▸ **Exercise requirements**: Restate the data exactly as given and keep the pictures out.

-----

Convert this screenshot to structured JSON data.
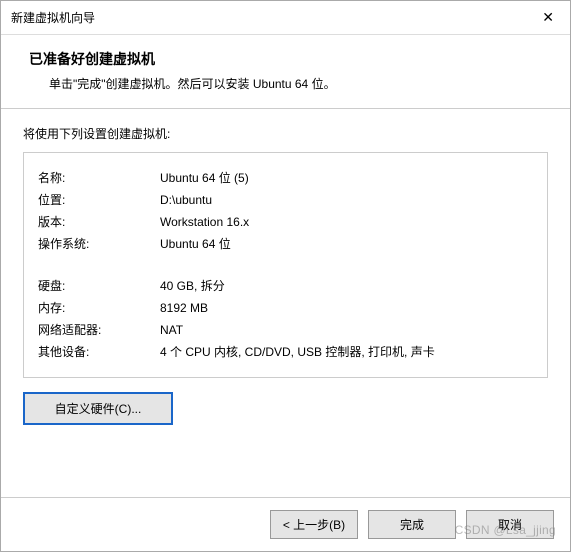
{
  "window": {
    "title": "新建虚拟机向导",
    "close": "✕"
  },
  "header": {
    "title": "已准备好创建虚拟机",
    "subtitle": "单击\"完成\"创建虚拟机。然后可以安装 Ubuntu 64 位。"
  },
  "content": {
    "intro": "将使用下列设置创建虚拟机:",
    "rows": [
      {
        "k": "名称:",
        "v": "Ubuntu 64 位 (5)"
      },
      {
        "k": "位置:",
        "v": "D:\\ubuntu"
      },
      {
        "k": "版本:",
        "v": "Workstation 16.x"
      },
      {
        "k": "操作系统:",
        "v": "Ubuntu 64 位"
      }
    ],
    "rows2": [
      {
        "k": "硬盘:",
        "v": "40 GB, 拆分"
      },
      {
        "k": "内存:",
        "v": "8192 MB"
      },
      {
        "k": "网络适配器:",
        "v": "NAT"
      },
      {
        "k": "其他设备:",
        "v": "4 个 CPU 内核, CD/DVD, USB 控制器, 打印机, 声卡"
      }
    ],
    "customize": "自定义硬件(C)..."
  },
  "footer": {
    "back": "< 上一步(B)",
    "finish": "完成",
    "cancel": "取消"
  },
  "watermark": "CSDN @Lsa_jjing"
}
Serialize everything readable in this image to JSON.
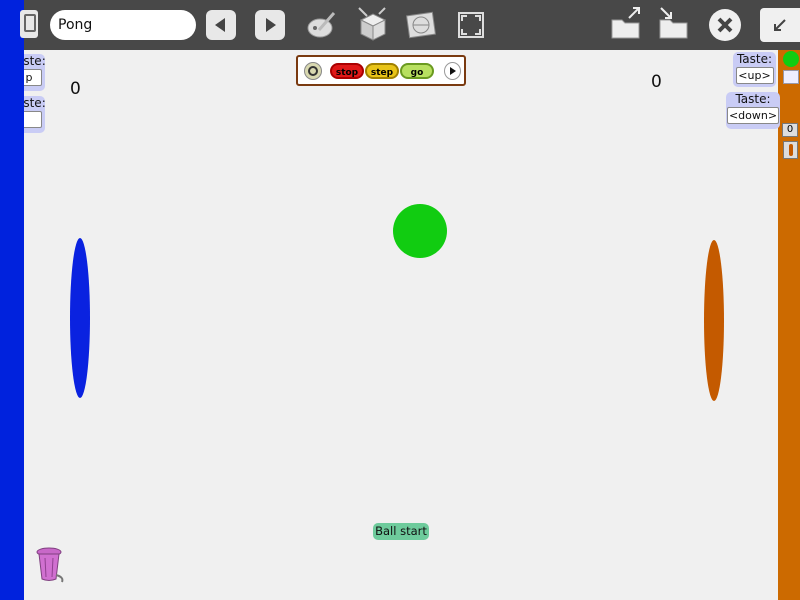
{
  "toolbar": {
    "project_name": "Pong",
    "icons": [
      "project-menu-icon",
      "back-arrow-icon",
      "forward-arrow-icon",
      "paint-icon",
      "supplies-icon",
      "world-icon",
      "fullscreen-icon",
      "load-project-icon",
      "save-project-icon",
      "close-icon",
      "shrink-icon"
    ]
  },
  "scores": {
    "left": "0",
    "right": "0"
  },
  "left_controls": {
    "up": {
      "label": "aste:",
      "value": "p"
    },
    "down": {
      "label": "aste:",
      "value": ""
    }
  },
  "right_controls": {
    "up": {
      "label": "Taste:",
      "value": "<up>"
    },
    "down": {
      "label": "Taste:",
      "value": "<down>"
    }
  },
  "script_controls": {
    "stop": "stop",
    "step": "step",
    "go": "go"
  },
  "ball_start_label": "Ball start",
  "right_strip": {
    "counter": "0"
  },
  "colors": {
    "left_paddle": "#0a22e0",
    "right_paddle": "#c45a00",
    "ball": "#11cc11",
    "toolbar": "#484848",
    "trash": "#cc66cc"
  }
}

-----

▸ **Result below**:
Convert this screenshot to structured JSON data.
{
  "window": {
    "title": "新建虚拟机向导",
    "close": "✕"
  },
  "header": {
    "title": "已准备好创建虚拟机",
    "subtitle": "单击\"完成\"创建虚拟机。然后可以安装 Ubuntu 64 位。"
  },
  "content": {
    "intro": "将使用下列设置创建虚拟机:",
    "rows": [
      {
        "k": "名称:",
        "v": "Ubuntu 64 位 (5)"
      },
      {
        "k": "位置:",
        "v": "D:\\ubuntu"
      },
      {
        "k": "版本:",
        "v": "Workstation 16.x"
      },
      {
        "k": "操作系统:",
        "v": "Ubuntu 64 位"
      }
    ],
    "rows2": [
      {
        "k": "硬盘:",
        "v": "40 GB, 拆分"
      },
      {
        "k": "内存:",
        "v": "8192 MB"
      },
      {
        "k": "网络适配器:",
        "v": "NAT"
      },
      {
        "k": "其他设备:",
        "v": "4 个 CPU 内核, CD/DVD, USB 控制器, 打印机, 声卡"
      }
    ],
    "customize": "自定义硬件(C)..."
  },
  "footer": {
    "back": "< 上一步(B)",
    "finish": "完成",
    "cancel": "取消"
  },
  "watermark": "CSDN @Lsa_jjing"
}
Serialize everything readable in this image to JSON.
{
  "toolbar": {
    "project_name": "Pong",
    "icons": [
      "project-menu-icon",
      "back-arrow-icon",
      "forward-arrow-icon",
      "paint-icon",
      "supplies-icon",
      "world-icon",
      "fullscreen-icon",
      "load-project-icon",
      "save-project-icon",
      "close-icon",
      "shrink-icon"
    ]
  },
  "scores": {
    "left": "0",
    "right": "0"
  },
  "left_controls": {
    "up": {
      "label": "aste:",
      "value": "p"
    },
    "down": {
      "label": "aste:",
      "value": ""
    }
  },
  "right_controls": {
    "up": {
      "label": "Taste:",
      "value": "<up>"
    },
    "down": {
      "label": "Taste:",
      "value": "<down>"
    }
  },
  "script_controls": {
    "stop": "stop",
    "step": "step",
    "go": "go"
  },
  "ball_start_label": "Ball start",
  "right_strip": {
    "counter": "0"
  },
  "colors": {
    "left_paddle": "#0a22e0",
    "right_paddle": "#c45a00",
    "ball": "#11cc11",
    "toolbar": "#484848",
    "trash": "#cc66cc"
  }
}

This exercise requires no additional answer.